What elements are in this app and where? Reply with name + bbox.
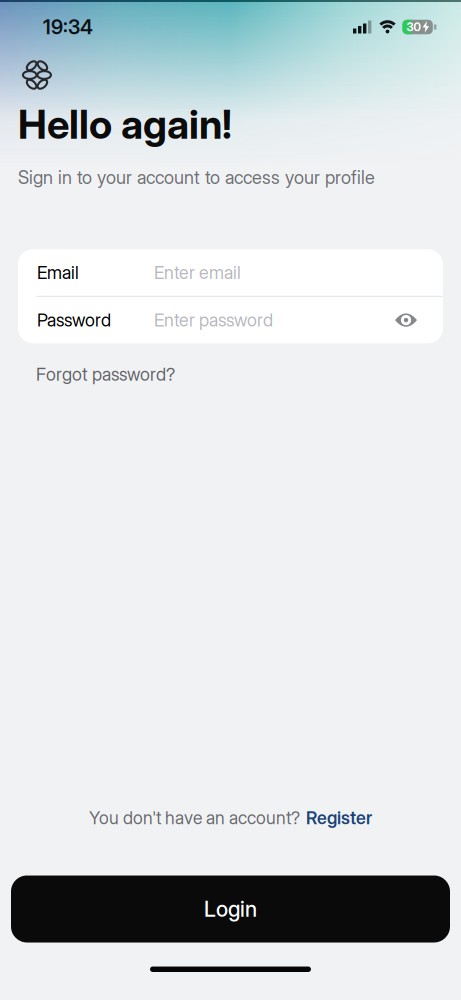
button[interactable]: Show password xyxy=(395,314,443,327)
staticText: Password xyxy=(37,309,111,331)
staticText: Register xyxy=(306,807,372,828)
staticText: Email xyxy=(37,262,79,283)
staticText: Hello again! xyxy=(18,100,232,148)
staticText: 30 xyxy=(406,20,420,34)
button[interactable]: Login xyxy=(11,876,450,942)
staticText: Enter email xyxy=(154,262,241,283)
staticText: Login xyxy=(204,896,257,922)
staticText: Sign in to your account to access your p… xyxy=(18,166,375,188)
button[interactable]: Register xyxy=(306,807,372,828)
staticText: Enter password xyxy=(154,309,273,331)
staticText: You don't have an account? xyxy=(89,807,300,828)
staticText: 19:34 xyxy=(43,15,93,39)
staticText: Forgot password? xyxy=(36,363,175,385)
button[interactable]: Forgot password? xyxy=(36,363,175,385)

+ + + + +

Recast the lines of the entries above as a numbered list, skipping any blank lines and leaving the pictures out.

→ Complete answer:
1. What elements are in this app and where? Reply with name + bbox.
2. button[interactable]: Show password xyxy=(395,314,443,327)
3. staticText: Password xyxy=(37,309,111,331)
4. staticText: Register xyxy=(306,807,372,828)
5. staticText: Email xyxy=(37,262,79,283)
6. staticText: Hello again! xyxy=(18,100,232,148)
7. staticText: 30 xyxy=(406,20,420,34)
8. button[interactable]: Login xyxy=(11,876,450,942)
9. staticText: Enter email xyxy=(154,262,241,283)
10. staticText: Login xyxy=(204,896,257,922)
11. staticText: Sign in to your account to access your p… xyxy=(18,166,375,188)
12. button[interactable]: Register xyxy=(306,807,372,828)
13. staticText: Enter password xyxy=(154,309,273,331)
14. staticText: You don't have an account? xyxy=(89,807,300,828)
15. staticText: 19:34 xyxy=(43,15,93,39)
16. staticText: Forgot password? xyxy=(36,363,175,385)
17. button[interactable]: Forgot password? xyxy=(36,363,175,385)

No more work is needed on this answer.